Given entries:
◇ ◇ ◇
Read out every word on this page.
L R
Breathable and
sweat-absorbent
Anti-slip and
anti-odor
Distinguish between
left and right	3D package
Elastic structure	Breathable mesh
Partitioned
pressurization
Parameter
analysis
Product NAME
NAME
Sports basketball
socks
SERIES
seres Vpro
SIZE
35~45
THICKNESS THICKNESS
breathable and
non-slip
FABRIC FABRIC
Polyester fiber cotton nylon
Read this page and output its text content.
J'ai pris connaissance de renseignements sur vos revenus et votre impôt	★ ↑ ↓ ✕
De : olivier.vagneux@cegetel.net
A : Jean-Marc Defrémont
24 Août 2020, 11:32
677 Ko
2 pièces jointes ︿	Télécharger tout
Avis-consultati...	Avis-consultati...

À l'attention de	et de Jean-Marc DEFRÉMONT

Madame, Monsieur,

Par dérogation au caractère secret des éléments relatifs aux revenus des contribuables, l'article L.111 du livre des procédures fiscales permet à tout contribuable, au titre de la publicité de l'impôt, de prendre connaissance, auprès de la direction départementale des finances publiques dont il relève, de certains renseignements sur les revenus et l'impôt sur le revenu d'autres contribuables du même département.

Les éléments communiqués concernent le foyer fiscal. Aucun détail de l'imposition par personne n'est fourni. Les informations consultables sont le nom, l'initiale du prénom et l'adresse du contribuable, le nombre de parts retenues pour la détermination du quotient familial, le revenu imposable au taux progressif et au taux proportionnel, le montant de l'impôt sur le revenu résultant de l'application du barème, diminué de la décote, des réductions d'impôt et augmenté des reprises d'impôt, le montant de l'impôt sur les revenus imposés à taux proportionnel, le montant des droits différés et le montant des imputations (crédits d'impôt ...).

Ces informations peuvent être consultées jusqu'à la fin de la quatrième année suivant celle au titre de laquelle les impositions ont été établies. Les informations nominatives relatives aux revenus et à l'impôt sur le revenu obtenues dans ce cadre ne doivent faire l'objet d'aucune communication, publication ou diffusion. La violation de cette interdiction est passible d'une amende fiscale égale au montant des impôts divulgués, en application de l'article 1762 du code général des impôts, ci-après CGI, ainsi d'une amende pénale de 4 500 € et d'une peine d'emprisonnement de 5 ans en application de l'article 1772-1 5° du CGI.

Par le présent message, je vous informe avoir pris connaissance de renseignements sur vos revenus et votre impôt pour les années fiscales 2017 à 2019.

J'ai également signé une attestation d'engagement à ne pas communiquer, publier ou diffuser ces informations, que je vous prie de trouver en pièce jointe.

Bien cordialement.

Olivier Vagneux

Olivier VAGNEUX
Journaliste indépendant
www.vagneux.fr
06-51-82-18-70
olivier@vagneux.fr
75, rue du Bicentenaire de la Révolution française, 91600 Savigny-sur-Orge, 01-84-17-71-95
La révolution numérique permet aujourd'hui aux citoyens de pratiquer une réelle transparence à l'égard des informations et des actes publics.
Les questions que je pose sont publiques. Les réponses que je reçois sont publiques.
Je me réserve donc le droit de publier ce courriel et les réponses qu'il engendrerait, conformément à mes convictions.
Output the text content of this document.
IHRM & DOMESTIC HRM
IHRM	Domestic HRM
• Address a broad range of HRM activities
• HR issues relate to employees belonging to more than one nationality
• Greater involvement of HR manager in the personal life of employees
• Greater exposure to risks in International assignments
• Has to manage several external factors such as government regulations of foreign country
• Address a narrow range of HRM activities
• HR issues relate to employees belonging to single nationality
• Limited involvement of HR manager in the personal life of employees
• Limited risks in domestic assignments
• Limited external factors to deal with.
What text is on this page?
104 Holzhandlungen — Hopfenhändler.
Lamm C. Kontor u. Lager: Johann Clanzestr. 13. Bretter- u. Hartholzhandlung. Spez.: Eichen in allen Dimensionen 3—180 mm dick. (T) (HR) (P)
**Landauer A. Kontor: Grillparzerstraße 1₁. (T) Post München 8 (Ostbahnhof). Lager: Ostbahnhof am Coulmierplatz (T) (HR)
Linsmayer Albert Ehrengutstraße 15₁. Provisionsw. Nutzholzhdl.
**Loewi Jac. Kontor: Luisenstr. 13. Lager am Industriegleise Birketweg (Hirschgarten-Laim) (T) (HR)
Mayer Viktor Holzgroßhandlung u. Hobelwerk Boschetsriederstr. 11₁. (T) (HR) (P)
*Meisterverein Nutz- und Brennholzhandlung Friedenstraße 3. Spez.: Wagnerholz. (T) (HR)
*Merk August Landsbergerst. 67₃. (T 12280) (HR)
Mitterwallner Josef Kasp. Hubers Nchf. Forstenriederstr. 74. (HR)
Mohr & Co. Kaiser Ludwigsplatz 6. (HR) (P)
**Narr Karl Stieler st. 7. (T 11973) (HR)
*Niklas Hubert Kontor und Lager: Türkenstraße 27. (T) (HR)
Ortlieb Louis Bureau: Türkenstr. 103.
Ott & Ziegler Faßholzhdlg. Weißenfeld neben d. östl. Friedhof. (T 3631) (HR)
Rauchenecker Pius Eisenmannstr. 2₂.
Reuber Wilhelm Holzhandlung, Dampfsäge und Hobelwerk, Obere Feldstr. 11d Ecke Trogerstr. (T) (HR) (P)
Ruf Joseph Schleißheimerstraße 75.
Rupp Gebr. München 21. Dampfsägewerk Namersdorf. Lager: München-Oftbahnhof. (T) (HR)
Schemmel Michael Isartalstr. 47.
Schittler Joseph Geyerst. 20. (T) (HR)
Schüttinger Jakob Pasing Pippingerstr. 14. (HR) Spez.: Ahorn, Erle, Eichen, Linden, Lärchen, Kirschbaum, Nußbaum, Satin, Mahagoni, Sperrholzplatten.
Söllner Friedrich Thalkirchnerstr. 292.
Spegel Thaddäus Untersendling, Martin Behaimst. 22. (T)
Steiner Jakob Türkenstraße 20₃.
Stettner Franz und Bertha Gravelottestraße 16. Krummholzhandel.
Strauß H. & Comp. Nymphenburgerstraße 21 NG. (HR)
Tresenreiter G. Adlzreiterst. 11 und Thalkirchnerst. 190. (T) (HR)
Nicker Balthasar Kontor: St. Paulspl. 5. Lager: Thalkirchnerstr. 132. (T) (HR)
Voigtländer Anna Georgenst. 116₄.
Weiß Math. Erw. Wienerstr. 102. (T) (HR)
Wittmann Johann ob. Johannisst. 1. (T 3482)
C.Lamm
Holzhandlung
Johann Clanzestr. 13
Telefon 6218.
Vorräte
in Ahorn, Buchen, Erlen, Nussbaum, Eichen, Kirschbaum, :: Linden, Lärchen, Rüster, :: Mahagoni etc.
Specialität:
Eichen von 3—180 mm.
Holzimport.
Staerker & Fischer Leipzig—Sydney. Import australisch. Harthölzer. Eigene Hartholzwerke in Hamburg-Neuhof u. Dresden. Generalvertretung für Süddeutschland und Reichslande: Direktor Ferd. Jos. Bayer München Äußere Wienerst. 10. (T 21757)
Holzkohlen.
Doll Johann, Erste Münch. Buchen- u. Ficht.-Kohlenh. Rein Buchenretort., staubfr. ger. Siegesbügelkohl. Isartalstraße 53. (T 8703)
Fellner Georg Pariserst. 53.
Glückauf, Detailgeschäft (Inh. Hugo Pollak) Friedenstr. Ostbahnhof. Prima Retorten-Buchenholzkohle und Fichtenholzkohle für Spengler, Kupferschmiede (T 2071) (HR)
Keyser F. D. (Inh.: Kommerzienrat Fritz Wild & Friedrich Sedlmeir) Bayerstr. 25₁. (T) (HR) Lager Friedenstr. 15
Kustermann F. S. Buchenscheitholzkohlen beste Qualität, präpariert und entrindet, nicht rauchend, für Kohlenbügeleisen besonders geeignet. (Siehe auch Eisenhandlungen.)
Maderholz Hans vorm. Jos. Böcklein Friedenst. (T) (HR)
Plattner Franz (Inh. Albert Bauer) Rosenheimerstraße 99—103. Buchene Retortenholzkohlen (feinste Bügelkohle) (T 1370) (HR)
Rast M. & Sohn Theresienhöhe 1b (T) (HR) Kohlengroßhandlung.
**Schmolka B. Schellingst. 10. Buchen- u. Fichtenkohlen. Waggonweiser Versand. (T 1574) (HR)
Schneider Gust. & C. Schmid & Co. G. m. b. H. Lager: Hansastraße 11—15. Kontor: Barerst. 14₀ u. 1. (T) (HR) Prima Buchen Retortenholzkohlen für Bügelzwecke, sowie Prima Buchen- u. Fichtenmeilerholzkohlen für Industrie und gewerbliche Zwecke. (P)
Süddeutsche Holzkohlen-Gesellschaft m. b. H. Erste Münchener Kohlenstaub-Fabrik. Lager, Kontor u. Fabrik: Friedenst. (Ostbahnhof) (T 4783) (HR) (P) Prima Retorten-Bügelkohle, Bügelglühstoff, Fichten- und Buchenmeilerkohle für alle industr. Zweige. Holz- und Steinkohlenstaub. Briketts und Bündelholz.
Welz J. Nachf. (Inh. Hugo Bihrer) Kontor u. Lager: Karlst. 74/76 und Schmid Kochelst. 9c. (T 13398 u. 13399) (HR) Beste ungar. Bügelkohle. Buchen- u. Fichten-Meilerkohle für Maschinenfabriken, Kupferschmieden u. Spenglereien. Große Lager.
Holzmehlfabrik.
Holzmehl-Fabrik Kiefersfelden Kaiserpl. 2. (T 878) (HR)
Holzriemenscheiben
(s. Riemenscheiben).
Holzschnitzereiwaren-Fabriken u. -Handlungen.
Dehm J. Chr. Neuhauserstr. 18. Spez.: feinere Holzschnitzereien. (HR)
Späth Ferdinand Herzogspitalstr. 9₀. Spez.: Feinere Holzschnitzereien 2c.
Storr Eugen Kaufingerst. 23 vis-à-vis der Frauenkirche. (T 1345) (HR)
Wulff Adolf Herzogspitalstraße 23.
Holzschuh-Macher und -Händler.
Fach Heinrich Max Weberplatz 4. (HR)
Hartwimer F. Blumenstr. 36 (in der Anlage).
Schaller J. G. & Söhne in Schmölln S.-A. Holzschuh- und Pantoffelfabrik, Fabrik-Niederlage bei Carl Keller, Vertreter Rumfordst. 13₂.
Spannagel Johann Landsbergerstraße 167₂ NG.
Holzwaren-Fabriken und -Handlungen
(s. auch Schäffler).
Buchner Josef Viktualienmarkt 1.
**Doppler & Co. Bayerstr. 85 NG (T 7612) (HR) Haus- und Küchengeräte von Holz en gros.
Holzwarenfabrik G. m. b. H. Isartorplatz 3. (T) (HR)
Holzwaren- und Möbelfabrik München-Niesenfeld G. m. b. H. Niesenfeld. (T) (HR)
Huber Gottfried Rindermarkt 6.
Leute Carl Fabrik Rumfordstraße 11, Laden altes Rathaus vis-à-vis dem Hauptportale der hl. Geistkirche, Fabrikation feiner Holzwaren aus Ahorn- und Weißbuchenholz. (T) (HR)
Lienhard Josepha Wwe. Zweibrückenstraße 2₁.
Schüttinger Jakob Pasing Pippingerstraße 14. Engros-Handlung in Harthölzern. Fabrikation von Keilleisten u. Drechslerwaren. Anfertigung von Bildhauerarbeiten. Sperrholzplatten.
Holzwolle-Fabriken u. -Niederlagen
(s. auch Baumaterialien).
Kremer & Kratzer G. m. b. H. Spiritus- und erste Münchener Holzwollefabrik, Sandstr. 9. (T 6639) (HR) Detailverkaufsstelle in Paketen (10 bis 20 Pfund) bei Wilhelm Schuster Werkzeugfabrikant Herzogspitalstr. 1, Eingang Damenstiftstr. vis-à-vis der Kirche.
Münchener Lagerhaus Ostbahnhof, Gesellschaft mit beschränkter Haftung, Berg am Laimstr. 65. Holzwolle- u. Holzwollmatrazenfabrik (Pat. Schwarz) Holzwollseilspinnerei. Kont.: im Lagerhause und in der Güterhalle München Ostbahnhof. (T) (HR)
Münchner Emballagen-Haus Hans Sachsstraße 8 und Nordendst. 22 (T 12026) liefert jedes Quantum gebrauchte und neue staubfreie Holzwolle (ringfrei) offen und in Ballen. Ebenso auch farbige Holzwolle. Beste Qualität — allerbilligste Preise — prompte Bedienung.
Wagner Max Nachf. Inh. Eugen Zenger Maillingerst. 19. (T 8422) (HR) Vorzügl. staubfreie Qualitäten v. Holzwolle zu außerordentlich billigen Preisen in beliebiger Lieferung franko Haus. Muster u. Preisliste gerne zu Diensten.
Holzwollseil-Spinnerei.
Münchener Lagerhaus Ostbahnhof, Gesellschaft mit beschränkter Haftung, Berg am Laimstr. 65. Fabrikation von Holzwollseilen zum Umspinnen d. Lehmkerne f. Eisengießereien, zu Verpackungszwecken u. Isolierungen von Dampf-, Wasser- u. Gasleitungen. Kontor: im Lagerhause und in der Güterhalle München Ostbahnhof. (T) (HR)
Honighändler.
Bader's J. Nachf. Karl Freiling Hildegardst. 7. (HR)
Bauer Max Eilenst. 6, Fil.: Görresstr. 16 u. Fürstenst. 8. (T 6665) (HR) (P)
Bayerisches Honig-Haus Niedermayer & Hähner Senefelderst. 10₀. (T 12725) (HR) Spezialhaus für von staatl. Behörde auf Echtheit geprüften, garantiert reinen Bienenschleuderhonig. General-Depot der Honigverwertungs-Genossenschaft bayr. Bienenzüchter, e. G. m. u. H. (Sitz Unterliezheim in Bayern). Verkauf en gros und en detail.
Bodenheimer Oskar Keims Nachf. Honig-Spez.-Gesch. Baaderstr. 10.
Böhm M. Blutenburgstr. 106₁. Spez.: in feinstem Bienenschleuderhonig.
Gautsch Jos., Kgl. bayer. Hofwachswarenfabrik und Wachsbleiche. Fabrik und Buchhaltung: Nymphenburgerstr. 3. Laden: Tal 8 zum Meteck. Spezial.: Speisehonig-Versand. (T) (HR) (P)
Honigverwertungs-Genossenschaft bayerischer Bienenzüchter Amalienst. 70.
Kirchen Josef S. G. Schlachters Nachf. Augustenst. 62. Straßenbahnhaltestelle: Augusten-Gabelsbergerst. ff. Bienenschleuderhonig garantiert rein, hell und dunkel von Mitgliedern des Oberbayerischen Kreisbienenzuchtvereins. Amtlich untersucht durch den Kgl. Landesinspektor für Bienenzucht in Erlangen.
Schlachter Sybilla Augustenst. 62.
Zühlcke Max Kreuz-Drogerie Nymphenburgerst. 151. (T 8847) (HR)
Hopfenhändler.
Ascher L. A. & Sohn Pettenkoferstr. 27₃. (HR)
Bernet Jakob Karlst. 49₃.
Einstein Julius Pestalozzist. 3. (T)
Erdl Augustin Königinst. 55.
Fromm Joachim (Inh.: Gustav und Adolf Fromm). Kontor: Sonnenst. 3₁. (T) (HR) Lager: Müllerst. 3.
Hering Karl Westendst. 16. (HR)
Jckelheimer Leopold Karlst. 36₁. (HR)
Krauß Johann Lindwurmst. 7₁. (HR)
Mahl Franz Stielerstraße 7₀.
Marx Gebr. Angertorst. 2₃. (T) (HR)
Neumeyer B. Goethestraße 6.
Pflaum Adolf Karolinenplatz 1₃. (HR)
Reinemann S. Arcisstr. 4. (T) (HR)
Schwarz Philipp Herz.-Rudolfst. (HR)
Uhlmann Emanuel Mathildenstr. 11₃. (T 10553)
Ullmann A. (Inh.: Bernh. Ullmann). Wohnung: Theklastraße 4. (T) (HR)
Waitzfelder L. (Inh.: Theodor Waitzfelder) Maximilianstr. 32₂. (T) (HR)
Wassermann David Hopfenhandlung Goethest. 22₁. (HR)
◇ ◇ ◇
Of the lines above, how many include the word "Eugen"? Reply with the number only.

2